- TO DO -
All records are to be retyped faithfully and completely.

- WORKING DATA -

------------------------------------------------------------

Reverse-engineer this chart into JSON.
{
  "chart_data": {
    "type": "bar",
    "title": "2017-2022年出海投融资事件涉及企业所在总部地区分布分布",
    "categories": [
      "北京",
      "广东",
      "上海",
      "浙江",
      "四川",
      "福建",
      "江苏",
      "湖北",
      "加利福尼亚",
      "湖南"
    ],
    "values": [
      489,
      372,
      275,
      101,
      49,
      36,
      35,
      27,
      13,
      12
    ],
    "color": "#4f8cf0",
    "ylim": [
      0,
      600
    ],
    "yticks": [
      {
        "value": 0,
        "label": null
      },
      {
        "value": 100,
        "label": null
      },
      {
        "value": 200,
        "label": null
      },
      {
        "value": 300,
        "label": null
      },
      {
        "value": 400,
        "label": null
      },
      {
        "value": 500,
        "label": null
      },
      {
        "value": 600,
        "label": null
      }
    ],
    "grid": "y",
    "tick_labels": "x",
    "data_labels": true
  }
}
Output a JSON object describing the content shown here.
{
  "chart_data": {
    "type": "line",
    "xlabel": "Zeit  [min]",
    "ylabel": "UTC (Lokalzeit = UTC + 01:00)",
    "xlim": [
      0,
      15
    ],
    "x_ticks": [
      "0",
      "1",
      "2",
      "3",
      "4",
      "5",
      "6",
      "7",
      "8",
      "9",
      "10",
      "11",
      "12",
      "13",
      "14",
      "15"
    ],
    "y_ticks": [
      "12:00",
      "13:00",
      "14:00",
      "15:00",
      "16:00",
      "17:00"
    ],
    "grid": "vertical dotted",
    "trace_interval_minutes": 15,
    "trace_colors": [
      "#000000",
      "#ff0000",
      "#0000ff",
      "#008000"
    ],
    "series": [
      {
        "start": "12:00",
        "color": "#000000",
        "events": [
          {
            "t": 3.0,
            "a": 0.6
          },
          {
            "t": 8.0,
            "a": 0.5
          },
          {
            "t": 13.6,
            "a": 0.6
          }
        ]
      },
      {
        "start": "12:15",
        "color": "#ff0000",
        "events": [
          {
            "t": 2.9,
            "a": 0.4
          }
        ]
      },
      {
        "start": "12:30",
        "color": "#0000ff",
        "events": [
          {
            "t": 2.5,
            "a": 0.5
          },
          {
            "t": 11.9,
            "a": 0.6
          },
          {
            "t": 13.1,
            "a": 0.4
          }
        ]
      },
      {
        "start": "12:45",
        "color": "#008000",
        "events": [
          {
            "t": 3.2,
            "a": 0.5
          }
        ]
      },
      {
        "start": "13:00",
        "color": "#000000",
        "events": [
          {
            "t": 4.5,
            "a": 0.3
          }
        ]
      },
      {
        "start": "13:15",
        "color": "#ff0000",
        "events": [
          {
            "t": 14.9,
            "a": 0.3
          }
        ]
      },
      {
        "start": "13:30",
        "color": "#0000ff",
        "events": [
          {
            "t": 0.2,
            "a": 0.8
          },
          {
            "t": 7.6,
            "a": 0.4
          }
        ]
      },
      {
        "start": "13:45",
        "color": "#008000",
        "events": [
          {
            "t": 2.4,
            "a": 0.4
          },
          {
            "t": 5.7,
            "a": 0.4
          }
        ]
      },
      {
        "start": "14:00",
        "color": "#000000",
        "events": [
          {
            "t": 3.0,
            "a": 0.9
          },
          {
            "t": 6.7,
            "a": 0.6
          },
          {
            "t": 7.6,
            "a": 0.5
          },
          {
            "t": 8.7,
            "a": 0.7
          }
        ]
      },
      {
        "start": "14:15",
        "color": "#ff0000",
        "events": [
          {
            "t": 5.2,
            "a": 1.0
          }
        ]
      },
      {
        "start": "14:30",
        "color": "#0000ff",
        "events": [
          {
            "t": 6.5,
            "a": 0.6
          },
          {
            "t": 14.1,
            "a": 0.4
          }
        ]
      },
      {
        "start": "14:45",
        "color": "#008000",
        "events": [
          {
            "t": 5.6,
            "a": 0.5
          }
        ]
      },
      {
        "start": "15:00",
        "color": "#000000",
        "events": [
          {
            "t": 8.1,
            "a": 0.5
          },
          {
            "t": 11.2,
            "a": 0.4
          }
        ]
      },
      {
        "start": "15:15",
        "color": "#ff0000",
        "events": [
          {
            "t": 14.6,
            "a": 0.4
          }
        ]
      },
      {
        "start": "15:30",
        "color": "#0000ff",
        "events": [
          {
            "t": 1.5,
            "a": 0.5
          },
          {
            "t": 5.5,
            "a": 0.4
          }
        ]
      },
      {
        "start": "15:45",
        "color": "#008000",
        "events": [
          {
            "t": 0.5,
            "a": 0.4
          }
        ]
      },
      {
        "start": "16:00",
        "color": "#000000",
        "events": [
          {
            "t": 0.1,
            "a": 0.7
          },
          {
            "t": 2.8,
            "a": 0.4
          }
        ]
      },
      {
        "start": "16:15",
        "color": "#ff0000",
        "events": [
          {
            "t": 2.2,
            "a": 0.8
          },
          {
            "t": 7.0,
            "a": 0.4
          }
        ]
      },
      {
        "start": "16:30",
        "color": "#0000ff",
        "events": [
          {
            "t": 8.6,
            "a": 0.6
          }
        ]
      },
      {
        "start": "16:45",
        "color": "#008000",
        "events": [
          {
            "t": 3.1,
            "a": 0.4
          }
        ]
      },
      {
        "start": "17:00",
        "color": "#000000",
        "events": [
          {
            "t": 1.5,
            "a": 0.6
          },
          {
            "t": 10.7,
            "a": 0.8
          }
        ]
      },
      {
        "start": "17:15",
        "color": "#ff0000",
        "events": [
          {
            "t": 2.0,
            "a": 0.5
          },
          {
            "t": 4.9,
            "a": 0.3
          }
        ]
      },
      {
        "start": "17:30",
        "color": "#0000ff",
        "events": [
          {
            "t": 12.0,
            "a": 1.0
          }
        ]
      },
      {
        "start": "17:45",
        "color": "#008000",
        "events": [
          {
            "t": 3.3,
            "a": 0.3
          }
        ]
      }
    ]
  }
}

------------------------------------------------------------

- ANSWER TO THE TASK -
Reverse-engineer this chart into JSON.
{
  "chart_data": {
    "type": "bar",
    "title": "2017-2022年出海投融资事件涉及企业所在总部地区分布分布",
    "categories": [
      "北京",
      "广东",
      "上海",
      "浙江",
      "四川",
      "福建",
      "江苏",
      "湖北",
      "加利福尼亚",
      "湖南"
    ],
    "values": [
      489,
      372,
      275,
      101,
      49,
      36,
      35,
      27,
      13,
      12
    ],
    "color": "#4f8cf0",
    "ylim": [
      0,
      600
    ],
    "yticks": [
      {
        "value": 0,
        "label": null
      },
      {
        "value": 100,
        "label": null
      },
      {
        "value": 200,
        "label": null
      },
      {
        "value": 300,
        "label": null
      },
      {
        "value": 400,
        "label": null
      },
      {
        "value": 500,
        "label": null
      },
      {
        "value": 600,
        "label": null
      }
    ],
    "grid": "y",
    "tick_labels": "x",
    "data_labels": true
  }
}
Output a JSON object describing the content shown here.
{
  "chart_data": {
    "type": "line",
    "xlabel": "Zeit  [min]",
    "ylabel": "UTC (Lokalzeit = UTC + 01:00)",
    "xlim": [
      0,
      15
    ],
    "x_ticks": [
      "0",
      "1",
      "2",
      "3",
      "4",
      "5",
      "6",
      "7",
      "8",
      "9",
      "10",
      "11",
      "12",
      "13",
      "14",
      "15"
    ],
    "y_ticks": [
      "12:00",
      "13:00",
      "14:00",
      "15:00",
      "16:00",
      "17:00"
    ],
    "grid": "vertical dotted",
    "trace_interval_minutes": 15,
    "trace_colors": [
      "#000000",
      "#ff0000",
      "#0000ff",
      "#008000"
    ],
    "series": [
      {
        "start": "12:00",
        "color": "#000000",
        "events": [
          {
            "t": 3.0,
            "a": 0.6
          },
          {
            "t": 8.0,
            "a": 0.5
          },
          {
            "t": 13.6,
            "a": 0.6
          }
        ]
      },
      {
        "start": "12:15",
        "color": "#ff0000",
        "events": [
          {
            "t": 2.9,
            "a": 0.4
          }
        ]
      },
      {
        "start": "12:30",
        "color": "#0000ff",
        "events": [
          {
            "t": 2.5,
            "a": 0.5
          },
          {
            "t": 11.9,
            "a": 0.6
          },
          {
            "t": 13.1,
            "a": 0.4
          }
        ]
      },
      {
        "start": "12:45",
        "color": "#008000",
        "events": [
          {
            "t": 3.2,
            "a": 0.5
          }
        ]
      },
      {
        "start": "13:00",
        "color": "#000000",
        "events": [
          {
            "t": 4.5,
            "a": 0.3
          }
        ]
      },
      {
        "start": "13:15",
        "color": "#ff0000",
        "events": [
          {
            "t": 14.9,
            "a": 0.3
          }
        ]
      },
      {
        "start": "13:30",
        "color": "#0000ff",
        "events": [
          {
            "t": 0.2,
            "a": 0.8
          },
          {
            "t": 7.6,
            "a": 0.4
          }
        ]
      },
      {
        "start": "13:45",
        "color": "#008000",
        "events": [
          {
            "t": 2.4,
            "a": 0.4
          },
          {
            "t": 5.7,
            "a": 0.4
          }
        ]
      },
      {
        "start": "14:00",
        "color": "#000000",
        "events": [
          {
            "t": 3.0,
            "a": 0.9
          },
          {
            "t": 6.7,
            "a": 0.6
          },
          {
            "t": 7.6,
            "a": 0.5
          },
          {
            "t": 8.7,
            "a": 0.7
          }
        ]
      },
      {
        "start": "14:15",
        "color": "#ff0000",
        "events": [
          {
            "t": 5.2,
            "a": 1.0
          }
        ]
      },
      {
        "start": "14:30",
        "color": "#0000ff",
        "events": [
          {
            "t": 6.5,
            "a": 0.6
          },
          {
            "t": 14.1,
            "a": 0.4
          }
        ]
      },
      {
        "start": "14:45",
        "color": "#008000",
        "events": [
          {
            "t": 5.6,
            "a": 0.5
          }
        ]
      },
      {
        "start": "15:00",
        "color": "#000000",
        "events": [
          {
            "t": 8.1,
            "a": 0.5
          },
          {
            "t": 11.2,
            "a": 0.4
          }
        ]
      },
      {
        "start": "15:15",
        "color": "#ff0000",
        "events": [
          {
            "t": 14.6,
            "a": 0.4
          }
        ]
      },
      {
        "start": "15:30",
        "color": "#0000ff",
        "events": [
          {
            "t": 1.5,
            "a": 0.5
          },
          {
            "t": 5.5,
            "a": 0.4
          }
        ]
      },
      {
        "start": "15:45",
        "color": "#008000",
        "events": [
          {
            "t": 0.5,
            "a": 0.4
          }
        ]
      },
      {
        "start": "16:00",
        "color": "#000000",
        "events": [
          {
            "t": 0.1,
            "a": 0.7
          },
          {
            "t": 2.8,
            "a": 0.4
          }
        ]
      },
      {
        "start": "16:15",
        "color": "#ff0000",
        "events": [
          {
            "t": 2.2,
            "a": 0.8
          },
          {
            "t": 7.0,
            "a": 0.4
          }
        ]
      },
      {
        "start": "16:30",
        "color": "#0000ff",
        "events": [
          {
            "t": 8.6,
            "a": 0.6
          }
        ]
      },
      {
        "start": "16:45",
        "color": "#008000",
        "events": [
          {
            "t": 3.1,
            "a": 0.4
          }
        ]
      },
      {
        "start": "17:00",
        "color": "#000000",
        "events": [
          {
            "t": 1.5,
            "a": 0.6
          },
          {
            "t": 10.7,
            "a": 0.8
          }
        ]
      },
      {
        "start": "17:15",
        "color": "#ff0000",
        "events": [
          {
            "t": 2.0,
            "a": 0.5
          },
          {
            "t": 4.9,
            "a": 0.3
          }
        ]
      },
      {
        "start": "17:30",
        "color": "#0000ff",
        "events": [
          {
            "t": 12.0,
            "a": 1.0
          }
        ]
      },
      {
        "start": "17:45",
        "color": "#008000",
        "events": [
          {
            "t": 3.3,
            "a": 0.3
          }
        ]
      }
    ]
  }
}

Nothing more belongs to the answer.